> [Do this]: Pull out from the material below all lines with "time".

===== Material for this task =====

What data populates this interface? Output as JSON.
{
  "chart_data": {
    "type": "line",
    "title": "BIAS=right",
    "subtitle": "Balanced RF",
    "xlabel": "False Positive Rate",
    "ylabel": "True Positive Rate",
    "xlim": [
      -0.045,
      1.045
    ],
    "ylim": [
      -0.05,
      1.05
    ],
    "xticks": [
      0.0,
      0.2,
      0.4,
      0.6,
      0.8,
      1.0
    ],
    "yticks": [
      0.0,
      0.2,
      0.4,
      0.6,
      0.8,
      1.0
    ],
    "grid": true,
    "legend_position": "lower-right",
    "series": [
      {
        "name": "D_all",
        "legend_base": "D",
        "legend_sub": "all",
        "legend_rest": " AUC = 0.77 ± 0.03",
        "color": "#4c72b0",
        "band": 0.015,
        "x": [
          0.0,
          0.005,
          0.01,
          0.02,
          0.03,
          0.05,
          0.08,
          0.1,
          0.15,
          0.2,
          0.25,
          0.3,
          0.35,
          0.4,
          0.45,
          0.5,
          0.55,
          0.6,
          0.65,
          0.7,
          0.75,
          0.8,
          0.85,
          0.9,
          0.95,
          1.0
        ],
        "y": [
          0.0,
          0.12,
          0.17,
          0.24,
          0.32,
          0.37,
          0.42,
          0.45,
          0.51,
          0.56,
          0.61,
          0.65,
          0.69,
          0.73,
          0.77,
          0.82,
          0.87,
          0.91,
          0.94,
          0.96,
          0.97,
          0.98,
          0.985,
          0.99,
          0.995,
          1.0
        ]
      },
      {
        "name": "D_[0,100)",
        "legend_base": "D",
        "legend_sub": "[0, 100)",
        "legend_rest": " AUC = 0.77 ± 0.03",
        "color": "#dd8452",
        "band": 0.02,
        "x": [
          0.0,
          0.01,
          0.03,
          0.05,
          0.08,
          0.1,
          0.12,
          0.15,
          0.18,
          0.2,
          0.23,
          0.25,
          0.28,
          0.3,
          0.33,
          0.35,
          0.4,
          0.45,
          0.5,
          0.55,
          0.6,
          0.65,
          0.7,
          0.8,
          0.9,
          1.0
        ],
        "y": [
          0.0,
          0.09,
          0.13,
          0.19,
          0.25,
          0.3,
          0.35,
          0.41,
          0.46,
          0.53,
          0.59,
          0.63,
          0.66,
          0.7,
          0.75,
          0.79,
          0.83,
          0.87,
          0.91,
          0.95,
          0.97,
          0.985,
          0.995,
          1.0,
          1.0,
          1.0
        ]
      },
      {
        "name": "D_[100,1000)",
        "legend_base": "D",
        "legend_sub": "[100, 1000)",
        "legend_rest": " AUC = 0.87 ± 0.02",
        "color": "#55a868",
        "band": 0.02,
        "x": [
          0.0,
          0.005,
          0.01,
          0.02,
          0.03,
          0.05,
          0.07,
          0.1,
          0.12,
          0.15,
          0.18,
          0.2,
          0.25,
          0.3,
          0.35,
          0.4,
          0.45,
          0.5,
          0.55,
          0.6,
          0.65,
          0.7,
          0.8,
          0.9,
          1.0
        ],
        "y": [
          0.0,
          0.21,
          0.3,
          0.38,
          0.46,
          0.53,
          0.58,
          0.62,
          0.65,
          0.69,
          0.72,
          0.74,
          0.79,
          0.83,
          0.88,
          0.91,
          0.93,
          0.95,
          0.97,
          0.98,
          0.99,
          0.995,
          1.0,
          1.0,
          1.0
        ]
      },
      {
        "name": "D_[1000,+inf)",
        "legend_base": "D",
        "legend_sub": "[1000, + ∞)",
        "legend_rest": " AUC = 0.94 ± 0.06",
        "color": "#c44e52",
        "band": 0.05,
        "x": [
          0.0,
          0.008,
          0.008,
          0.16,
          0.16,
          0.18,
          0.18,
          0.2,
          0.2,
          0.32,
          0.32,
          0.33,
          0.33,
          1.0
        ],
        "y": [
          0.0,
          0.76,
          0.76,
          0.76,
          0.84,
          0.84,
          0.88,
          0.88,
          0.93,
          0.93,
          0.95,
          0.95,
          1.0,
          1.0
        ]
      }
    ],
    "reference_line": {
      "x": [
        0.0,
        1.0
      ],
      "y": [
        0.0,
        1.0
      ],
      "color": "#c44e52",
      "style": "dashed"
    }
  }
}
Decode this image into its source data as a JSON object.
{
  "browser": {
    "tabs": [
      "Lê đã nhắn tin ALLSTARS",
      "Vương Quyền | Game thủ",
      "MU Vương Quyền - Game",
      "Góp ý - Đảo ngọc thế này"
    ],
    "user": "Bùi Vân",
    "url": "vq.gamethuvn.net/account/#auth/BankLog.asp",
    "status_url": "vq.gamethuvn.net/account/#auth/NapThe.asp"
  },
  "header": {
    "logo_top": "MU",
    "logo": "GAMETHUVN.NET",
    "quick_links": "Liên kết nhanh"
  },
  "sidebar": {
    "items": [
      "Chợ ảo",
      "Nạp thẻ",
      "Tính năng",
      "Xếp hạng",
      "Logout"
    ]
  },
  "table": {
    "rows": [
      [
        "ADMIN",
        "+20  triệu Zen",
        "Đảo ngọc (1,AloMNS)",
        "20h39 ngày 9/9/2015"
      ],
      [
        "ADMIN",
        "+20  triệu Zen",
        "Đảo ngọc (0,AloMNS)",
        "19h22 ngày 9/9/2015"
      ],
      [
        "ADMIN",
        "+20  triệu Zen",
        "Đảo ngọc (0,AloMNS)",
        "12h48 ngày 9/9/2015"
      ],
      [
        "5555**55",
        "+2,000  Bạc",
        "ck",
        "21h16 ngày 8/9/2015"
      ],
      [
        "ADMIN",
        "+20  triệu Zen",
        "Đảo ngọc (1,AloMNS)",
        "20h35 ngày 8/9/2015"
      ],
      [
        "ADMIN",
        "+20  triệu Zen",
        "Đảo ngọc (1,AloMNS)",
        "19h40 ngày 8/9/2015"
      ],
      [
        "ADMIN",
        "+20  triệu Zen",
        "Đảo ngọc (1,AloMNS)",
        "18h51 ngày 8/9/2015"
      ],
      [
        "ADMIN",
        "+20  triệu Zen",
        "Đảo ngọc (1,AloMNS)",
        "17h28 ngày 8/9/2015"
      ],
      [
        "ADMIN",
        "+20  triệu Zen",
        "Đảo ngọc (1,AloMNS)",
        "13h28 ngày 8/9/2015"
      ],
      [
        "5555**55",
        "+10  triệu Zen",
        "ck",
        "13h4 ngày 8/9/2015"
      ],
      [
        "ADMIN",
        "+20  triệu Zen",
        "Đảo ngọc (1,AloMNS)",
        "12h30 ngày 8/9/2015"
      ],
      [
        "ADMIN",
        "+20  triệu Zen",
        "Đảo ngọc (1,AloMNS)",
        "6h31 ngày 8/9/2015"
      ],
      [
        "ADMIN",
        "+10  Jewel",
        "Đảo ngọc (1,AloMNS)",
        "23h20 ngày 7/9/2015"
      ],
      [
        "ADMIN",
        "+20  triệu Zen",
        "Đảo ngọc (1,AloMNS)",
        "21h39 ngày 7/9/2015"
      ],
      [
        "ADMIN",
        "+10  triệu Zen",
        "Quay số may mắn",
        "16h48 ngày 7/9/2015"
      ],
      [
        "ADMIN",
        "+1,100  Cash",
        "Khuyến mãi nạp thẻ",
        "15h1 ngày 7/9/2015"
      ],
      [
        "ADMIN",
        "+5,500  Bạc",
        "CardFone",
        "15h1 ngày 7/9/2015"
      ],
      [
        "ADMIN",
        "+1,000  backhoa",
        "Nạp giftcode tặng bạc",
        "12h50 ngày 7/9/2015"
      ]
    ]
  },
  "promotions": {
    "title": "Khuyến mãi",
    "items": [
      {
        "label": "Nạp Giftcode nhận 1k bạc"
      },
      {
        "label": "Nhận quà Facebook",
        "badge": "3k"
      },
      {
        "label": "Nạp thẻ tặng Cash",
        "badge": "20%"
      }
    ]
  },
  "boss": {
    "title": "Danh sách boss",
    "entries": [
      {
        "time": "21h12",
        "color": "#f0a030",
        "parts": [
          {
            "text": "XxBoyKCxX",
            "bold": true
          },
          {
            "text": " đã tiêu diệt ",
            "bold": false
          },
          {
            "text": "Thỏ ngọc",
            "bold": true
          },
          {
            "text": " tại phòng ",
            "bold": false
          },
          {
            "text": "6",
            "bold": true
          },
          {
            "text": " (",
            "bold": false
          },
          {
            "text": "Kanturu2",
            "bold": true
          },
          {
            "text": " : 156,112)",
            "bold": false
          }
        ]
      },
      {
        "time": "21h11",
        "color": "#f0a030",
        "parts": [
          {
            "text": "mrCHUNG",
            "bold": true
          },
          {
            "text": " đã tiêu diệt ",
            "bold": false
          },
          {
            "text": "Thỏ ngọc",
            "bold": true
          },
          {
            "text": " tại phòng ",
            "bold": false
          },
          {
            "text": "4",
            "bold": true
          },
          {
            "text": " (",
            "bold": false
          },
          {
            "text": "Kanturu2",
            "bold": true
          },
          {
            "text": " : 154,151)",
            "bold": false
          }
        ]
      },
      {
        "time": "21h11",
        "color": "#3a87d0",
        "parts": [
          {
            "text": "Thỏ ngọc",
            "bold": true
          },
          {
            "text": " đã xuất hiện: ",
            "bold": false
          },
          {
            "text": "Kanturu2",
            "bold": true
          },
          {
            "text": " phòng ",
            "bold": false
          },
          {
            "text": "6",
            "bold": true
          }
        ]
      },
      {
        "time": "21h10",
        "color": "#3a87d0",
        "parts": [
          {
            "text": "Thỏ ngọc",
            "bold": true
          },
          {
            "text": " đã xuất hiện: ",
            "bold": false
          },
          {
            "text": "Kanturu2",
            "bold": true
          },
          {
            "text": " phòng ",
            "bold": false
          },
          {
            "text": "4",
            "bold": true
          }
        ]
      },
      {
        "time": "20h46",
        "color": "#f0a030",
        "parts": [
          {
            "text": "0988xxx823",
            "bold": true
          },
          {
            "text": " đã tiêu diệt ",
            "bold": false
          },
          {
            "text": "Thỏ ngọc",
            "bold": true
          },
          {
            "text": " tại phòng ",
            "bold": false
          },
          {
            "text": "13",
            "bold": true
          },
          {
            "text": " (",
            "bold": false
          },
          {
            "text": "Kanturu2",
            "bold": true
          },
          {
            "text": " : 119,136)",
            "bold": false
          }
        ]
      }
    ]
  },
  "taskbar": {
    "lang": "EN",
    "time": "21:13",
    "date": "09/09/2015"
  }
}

=====

> [Task answer]:
        "time": "21h12",
        "time": "21h11",
        "time": "21h11",
        "time": "21h10",
        "time": "20h46",
    "time": "21:13",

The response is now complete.